(Stored data entries)
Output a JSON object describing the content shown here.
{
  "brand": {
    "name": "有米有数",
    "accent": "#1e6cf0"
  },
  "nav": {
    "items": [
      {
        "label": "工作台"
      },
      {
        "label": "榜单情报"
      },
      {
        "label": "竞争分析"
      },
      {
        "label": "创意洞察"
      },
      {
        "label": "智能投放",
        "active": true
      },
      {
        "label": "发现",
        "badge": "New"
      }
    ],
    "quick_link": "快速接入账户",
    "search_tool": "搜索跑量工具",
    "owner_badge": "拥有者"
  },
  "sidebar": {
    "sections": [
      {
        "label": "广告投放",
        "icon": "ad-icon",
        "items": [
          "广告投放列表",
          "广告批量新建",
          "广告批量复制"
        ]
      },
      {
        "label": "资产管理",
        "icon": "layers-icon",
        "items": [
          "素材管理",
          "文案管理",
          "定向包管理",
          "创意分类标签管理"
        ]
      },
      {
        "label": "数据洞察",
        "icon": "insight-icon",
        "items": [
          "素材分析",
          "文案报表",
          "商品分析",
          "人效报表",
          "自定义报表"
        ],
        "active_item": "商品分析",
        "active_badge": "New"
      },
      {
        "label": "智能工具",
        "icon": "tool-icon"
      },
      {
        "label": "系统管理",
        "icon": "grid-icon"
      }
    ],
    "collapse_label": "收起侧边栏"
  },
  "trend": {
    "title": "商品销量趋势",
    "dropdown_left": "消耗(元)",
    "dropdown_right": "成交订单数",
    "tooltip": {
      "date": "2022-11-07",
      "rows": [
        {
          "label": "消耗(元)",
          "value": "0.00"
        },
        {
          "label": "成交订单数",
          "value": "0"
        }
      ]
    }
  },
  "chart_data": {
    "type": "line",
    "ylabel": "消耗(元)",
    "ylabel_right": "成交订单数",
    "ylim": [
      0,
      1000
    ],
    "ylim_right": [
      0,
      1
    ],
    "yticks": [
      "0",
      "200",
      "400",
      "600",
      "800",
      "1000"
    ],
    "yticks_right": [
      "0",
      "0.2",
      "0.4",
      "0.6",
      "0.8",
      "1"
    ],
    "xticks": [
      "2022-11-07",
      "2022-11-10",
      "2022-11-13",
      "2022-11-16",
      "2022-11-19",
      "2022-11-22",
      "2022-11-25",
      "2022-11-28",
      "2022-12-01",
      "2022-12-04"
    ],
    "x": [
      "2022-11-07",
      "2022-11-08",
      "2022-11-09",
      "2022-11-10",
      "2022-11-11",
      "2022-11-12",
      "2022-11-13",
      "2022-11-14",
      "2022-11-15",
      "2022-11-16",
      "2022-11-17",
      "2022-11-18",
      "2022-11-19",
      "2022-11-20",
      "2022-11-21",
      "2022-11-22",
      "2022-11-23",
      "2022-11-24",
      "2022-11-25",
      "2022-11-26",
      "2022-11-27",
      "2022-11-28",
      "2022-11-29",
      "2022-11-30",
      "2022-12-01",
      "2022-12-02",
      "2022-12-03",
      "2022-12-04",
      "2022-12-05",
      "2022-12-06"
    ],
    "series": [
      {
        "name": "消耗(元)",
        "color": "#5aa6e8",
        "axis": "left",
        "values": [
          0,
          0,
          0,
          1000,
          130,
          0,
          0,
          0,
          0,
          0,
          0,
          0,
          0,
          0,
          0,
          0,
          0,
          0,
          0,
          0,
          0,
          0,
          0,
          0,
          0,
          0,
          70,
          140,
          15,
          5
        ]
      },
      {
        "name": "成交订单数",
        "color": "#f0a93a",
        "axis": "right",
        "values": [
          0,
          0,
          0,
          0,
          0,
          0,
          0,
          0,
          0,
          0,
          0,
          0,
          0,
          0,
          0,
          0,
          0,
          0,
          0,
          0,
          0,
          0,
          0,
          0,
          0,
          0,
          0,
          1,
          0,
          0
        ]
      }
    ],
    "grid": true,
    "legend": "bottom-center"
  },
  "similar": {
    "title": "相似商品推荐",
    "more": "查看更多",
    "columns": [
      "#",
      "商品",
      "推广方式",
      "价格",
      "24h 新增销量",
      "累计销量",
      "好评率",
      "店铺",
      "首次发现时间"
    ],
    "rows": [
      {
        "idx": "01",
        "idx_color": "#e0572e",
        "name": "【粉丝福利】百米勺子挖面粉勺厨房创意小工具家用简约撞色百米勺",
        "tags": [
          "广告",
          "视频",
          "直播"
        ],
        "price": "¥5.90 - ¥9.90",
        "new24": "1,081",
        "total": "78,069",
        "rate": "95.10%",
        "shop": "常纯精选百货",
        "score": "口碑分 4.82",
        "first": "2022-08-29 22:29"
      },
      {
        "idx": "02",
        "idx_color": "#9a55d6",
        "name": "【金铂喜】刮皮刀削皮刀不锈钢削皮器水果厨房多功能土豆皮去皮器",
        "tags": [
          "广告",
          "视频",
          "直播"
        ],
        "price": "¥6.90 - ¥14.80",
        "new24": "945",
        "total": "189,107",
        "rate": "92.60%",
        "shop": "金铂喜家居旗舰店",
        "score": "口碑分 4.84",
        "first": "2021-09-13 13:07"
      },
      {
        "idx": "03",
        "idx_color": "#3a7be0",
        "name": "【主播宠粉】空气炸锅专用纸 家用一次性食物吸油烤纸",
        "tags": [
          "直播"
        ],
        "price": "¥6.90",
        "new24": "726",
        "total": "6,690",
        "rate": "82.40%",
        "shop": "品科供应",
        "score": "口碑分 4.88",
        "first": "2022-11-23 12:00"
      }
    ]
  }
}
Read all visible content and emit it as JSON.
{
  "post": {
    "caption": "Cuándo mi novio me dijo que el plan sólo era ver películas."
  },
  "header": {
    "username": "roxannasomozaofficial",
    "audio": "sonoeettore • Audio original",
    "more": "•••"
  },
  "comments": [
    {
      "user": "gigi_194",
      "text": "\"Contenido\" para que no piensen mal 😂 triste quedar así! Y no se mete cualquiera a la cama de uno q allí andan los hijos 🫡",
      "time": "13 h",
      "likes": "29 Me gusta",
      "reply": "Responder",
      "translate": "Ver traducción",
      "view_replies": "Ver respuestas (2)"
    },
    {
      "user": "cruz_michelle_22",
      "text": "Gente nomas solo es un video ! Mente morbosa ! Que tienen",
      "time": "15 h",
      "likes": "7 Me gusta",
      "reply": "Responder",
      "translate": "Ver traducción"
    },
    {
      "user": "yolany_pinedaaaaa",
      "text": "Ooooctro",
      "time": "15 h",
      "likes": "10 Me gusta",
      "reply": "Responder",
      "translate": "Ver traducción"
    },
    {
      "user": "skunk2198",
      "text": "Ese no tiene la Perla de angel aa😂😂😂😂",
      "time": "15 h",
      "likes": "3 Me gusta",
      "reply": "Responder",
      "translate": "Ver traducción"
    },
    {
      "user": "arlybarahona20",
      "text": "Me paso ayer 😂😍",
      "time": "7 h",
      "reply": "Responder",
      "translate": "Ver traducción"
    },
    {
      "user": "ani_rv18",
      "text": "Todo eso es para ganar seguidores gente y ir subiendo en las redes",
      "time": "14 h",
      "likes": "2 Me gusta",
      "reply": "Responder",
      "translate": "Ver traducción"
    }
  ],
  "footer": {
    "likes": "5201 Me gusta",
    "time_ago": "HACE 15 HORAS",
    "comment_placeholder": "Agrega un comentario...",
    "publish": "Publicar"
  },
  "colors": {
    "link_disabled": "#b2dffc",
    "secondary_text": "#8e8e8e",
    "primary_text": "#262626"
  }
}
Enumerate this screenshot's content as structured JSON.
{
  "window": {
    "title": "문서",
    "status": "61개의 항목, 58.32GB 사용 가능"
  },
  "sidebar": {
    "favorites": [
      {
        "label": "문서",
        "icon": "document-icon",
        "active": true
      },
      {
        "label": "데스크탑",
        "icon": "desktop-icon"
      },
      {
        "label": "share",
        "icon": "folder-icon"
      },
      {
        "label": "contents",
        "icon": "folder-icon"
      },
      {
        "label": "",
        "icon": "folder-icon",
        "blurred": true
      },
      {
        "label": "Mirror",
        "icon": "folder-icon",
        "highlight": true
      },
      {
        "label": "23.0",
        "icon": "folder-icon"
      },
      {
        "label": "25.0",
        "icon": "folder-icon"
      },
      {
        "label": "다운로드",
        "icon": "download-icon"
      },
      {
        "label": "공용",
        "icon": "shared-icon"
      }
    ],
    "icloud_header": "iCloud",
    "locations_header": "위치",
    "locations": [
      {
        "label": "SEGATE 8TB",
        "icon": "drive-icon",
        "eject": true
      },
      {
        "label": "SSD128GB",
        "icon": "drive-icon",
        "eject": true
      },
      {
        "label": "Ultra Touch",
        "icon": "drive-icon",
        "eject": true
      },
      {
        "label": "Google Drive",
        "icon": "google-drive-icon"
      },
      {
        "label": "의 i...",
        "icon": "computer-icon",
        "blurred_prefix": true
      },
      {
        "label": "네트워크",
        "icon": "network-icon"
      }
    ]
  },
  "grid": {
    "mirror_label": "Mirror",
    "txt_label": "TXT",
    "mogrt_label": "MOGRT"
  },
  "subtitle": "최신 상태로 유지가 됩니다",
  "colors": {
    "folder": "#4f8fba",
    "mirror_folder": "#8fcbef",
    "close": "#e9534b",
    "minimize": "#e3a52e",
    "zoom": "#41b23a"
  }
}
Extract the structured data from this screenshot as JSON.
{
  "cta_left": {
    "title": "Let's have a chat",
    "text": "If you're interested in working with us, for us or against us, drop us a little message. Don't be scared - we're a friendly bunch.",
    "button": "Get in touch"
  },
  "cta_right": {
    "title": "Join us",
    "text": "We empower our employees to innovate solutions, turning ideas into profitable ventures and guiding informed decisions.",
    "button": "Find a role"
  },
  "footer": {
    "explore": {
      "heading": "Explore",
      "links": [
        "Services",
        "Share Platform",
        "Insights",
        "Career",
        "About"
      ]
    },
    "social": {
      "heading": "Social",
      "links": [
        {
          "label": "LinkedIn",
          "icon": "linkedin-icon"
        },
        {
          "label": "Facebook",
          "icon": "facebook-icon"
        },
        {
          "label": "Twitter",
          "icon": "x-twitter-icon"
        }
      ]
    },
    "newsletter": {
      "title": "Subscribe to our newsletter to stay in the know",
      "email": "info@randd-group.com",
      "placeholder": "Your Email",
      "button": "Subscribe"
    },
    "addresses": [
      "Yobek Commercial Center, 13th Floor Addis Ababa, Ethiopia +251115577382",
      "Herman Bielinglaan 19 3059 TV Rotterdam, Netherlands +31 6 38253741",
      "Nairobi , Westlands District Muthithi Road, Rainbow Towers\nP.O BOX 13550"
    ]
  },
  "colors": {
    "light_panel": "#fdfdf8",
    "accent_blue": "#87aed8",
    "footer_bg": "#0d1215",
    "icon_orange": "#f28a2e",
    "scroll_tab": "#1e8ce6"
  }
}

= TASK DESCRIPTION =
From the listing, copy every line where the string "score" appears.

= ANSWER FOR THE TASK =
        "score": "口碑分 4.82",
        "score": "口碑分 4.84",
        "score": "口碑分 4.88",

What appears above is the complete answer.